WORK INSTRUCTIONS
Select the lines below containing the word "temperature".

+++ RECORDS SUPPLIED +++

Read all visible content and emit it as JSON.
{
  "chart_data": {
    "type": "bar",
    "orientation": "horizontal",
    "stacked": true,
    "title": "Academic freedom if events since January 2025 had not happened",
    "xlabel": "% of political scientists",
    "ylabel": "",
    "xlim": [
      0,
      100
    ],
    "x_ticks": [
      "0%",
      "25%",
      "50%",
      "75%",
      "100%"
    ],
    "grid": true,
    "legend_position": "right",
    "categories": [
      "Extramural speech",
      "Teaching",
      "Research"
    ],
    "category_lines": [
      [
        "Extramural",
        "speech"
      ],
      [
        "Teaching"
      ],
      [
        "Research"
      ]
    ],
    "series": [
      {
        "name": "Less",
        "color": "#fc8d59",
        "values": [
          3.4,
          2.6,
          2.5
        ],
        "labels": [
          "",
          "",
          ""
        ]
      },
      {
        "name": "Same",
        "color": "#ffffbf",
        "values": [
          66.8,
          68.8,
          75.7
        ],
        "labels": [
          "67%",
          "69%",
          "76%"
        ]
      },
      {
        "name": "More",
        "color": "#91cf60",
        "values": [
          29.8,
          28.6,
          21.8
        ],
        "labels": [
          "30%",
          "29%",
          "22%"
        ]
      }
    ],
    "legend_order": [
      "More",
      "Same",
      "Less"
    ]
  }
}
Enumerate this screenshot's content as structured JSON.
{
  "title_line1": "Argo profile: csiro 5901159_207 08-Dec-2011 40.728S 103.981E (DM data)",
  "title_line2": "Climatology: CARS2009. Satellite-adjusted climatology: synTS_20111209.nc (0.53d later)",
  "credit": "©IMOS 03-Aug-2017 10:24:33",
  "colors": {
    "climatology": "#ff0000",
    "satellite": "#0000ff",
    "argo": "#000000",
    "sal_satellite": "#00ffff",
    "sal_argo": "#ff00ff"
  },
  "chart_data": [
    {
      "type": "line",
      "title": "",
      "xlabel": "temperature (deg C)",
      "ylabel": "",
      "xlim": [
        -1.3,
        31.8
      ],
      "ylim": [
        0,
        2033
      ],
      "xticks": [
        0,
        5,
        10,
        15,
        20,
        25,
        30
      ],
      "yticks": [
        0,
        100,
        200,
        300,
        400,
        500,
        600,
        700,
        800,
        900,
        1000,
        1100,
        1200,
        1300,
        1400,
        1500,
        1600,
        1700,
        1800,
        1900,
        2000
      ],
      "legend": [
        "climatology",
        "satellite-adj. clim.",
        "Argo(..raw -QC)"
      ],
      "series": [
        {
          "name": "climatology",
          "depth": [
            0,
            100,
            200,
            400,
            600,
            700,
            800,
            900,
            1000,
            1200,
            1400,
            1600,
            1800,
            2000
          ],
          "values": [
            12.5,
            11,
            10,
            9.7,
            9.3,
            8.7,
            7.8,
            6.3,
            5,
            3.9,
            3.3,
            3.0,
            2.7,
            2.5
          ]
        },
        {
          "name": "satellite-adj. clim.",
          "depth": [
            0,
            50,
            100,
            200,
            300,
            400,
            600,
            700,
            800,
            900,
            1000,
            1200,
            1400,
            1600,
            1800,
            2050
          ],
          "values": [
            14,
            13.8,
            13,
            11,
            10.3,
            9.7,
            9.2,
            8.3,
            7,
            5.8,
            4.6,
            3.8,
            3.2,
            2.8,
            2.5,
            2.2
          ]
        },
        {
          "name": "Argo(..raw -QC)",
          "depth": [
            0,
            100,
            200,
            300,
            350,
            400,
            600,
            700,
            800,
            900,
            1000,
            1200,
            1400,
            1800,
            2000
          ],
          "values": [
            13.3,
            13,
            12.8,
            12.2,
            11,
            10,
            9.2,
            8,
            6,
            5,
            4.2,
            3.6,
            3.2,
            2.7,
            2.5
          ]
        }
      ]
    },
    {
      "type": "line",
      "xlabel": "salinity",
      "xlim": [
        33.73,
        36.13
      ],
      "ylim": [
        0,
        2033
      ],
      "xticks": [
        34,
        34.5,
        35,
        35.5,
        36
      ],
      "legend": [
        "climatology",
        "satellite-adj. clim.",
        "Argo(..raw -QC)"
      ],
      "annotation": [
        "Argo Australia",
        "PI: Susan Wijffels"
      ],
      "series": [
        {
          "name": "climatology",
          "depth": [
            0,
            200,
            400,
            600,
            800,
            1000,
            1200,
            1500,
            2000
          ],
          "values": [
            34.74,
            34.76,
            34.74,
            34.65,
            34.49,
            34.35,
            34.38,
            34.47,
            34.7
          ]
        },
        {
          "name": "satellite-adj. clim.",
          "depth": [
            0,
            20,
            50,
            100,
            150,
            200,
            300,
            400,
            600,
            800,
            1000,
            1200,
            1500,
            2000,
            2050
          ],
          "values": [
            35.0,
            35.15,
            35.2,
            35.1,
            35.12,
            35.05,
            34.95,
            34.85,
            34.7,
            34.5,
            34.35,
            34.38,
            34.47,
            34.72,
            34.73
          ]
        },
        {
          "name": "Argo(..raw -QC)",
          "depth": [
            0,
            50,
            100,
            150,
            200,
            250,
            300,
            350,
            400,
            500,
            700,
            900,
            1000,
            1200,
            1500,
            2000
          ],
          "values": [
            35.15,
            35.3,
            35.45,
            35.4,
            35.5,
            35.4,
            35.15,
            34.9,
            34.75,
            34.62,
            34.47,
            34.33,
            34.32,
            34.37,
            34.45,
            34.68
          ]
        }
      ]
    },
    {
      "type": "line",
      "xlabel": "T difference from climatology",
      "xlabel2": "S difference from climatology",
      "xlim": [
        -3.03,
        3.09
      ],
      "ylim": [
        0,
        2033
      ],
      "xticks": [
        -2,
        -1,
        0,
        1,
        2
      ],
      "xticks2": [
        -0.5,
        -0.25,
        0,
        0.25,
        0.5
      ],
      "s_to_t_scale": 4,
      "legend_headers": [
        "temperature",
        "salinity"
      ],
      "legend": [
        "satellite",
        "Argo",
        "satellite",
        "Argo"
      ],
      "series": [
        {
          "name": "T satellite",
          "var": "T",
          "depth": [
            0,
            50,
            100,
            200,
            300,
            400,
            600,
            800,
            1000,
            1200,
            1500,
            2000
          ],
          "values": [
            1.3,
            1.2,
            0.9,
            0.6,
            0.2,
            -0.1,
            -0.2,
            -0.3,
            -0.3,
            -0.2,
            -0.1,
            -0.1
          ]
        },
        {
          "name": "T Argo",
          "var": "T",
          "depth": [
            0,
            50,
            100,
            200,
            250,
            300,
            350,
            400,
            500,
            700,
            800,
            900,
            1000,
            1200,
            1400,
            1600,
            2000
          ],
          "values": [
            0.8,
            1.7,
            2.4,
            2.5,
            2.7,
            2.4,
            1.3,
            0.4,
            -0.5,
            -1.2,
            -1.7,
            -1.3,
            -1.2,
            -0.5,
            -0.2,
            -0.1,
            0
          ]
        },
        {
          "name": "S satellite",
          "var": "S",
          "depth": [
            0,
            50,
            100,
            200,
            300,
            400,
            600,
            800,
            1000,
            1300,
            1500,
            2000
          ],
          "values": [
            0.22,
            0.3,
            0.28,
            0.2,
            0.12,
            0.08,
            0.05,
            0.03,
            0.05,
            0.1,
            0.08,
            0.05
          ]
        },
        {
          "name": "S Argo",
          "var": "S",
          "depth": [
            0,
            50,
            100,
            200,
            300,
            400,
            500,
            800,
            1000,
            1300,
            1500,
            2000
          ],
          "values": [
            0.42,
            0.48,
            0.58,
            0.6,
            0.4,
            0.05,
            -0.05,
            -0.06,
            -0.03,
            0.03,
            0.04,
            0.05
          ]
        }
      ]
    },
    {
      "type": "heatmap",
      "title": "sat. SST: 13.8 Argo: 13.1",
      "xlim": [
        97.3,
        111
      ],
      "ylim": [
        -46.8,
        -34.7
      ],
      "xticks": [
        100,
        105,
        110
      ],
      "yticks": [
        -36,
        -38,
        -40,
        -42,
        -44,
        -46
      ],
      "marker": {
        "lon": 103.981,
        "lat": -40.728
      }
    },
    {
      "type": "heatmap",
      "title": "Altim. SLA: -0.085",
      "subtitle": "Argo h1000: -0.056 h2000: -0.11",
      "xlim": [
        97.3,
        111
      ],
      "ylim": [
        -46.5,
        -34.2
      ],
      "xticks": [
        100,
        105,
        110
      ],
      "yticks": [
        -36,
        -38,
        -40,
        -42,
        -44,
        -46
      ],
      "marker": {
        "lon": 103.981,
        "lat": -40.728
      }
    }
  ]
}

+++

REPLY
      "xlabel": "temperature (deg C)",
        "temperature",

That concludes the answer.